* _Required tasks_
- a) In the Groundhogg vulnerability description, which parameter contains the SQL injection flaw?
- b) From the Groundhogg vulnerability description, list every coding weakness it gives as a cause of the flaw or of the handler's exposure.

Source document: Begin

Impact
Groundhogg, a WordPress CRM and marketing automation plugin, contains an SQL injection flaw in the 'after' parameter that allows an authenticated attacker with Sales Manager or higher privileges to inject arbitrary SQL statements and extract sensitive database contents. The vulnerability arises from insufficient escaping and the absence of prepared statements, enabling attackers to append malicious queries to the existing SQL. This flaw can lead to the compromise of confidential user data and possibly broader system integrity if attackers coerce the database to produce unintended results.
Affected Systems
All installations of Groundhogg version 4.5.4 and earlier are affected. The issue resides in the wp_ajax_groundhogg_get_contacts_table AJAX handler, which is publicly accessible to any authenticated user because its capability checks are commented out and it lacks nonce verification. Users with roles that include Sales Manager rights or higher are at risk.

Source document: End
Dataset entries: Begin

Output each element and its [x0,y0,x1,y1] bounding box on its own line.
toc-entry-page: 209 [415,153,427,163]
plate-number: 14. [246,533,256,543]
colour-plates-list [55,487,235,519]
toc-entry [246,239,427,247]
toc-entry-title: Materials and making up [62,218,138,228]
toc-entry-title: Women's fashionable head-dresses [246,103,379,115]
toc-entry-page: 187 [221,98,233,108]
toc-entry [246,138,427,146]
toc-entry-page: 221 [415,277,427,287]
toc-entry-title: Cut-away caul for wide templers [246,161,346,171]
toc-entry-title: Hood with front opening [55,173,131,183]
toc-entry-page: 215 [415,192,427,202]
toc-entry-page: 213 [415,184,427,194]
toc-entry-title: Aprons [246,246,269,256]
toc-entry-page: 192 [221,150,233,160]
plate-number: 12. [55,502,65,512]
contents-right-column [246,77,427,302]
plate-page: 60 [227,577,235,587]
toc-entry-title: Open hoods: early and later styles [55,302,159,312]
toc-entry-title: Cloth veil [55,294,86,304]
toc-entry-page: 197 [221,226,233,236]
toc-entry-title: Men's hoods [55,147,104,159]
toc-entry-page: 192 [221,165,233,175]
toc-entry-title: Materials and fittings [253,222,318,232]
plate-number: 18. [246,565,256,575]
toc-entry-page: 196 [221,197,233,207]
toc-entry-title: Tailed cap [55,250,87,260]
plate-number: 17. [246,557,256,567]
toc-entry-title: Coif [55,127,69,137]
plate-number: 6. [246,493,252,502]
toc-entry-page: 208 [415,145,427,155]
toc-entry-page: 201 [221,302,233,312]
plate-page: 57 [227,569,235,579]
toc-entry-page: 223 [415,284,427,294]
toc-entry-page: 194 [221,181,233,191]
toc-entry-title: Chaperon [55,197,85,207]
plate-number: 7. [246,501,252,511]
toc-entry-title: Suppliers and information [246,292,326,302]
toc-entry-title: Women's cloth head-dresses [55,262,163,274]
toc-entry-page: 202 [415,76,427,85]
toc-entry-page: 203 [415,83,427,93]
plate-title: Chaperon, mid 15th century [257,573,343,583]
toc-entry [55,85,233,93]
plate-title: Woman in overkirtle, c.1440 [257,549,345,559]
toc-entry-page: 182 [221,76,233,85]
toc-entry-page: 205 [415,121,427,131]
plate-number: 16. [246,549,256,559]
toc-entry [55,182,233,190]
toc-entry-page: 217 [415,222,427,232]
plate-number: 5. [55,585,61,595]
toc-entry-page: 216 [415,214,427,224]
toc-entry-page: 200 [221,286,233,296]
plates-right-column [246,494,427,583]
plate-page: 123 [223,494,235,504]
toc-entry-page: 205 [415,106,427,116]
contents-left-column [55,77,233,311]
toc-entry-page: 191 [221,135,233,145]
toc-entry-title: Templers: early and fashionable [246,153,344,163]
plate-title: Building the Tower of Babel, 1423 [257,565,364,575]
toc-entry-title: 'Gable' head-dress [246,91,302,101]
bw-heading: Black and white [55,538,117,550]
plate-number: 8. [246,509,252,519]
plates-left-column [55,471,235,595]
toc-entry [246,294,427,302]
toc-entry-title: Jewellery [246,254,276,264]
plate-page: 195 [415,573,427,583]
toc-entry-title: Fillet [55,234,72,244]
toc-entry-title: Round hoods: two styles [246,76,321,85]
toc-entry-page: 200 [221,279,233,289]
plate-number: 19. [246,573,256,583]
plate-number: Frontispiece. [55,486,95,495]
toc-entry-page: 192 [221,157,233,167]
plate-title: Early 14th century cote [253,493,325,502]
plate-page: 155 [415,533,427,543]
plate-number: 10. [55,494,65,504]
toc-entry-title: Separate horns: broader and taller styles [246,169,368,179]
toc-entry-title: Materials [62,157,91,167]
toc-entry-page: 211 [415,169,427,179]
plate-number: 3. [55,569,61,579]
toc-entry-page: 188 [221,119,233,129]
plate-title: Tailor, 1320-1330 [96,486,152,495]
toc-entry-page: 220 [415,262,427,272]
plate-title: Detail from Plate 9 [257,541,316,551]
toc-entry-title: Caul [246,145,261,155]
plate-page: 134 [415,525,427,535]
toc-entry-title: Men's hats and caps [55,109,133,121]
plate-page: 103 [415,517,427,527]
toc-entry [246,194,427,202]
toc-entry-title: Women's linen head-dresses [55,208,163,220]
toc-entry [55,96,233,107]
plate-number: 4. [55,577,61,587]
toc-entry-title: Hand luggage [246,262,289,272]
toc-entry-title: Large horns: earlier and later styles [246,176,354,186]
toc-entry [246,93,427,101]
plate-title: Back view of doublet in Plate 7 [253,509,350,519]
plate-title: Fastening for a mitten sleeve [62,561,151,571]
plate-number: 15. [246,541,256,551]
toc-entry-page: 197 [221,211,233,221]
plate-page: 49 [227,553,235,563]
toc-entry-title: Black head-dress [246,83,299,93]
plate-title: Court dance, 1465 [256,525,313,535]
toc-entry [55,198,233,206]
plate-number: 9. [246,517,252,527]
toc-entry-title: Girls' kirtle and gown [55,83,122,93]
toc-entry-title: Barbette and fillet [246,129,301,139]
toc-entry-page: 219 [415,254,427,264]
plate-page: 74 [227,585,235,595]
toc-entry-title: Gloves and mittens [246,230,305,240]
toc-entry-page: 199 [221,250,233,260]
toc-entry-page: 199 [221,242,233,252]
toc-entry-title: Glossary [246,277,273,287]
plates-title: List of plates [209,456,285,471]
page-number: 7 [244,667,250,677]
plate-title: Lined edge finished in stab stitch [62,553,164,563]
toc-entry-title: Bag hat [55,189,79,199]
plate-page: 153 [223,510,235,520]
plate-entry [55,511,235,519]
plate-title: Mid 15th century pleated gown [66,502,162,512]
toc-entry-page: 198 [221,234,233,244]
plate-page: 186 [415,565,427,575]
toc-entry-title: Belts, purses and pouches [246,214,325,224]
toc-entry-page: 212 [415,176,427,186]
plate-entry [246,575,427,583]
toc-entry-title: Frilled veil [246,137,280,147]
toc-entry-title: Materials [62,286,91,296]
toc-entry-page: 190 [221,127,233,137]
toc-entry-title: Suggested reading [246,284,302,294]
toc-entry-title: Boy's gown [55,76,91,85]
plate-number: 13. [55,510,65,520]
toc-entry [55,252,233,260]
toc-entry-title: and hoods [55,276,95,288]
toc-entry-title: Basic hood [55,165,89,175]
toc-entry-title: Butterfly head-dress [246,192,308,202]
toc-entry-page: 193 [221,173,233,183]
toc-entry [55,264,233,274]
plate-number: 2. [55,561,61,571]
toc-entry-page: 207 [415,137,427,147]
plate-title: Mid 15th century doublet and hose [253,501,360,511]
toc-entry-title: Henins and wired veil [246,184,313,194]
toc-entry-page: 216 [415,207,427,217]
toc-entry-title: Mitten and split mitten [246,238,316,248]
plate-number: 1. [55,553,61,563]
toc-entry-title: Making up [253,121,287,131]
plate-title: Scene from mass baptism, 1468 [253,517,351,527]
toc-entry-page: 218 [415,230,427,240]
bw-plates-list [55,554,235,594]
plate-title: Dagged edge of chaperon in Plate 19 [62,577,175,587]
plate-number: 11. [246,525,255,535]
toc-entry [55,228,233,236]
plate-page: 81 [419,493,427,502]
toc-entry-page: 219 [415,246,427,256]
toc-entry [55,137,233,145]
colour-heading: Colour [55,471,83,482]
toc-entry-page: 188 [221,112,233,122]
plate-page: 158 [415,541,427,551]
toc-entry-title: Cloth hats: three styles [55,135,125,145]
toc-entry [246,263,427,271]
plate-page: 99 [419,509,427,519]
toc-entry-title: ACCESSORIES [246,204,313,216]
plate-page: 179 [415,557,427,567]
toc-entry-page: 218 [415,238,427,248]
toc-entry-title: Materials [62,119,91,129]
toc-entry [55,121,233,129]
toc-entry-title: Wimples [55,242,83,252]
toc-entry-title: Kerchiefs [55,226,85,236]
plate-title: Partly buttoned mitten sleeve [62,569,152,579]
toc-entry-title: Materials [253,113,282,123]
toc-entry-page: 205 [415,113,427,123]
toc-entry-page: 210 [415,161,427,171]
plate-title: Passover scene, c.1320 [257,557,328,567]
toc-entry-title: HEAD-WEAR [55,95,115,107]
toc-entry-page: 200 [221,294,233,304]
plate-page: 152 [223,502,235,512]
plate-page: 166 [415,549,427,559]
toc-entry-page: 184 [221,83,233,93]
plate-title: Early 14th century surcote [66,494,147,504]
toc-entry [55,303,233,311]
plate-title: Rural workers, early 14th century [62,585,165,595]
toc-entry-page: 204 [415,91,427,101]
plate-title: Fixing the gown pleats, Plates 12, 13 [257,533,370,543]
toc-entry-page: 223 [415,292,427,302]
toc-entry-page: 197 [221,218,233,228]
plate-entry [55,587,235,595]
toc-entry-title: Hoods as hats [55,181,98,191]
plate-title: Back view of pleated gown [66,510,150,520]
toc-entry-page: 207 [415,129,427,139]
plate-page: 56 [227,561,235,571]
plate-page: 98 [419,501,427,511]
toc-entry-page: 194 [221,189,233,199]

Dataset entries: End

* _Your responses_
- a) The 'after' parameter.

- b)
- Insufficient escaping
- Absence of prepared statements
- Capability checks commented out in the wp_ajax_groundhogg_get_contacts_table AJAX handler
- Lack of nonce verification in that handler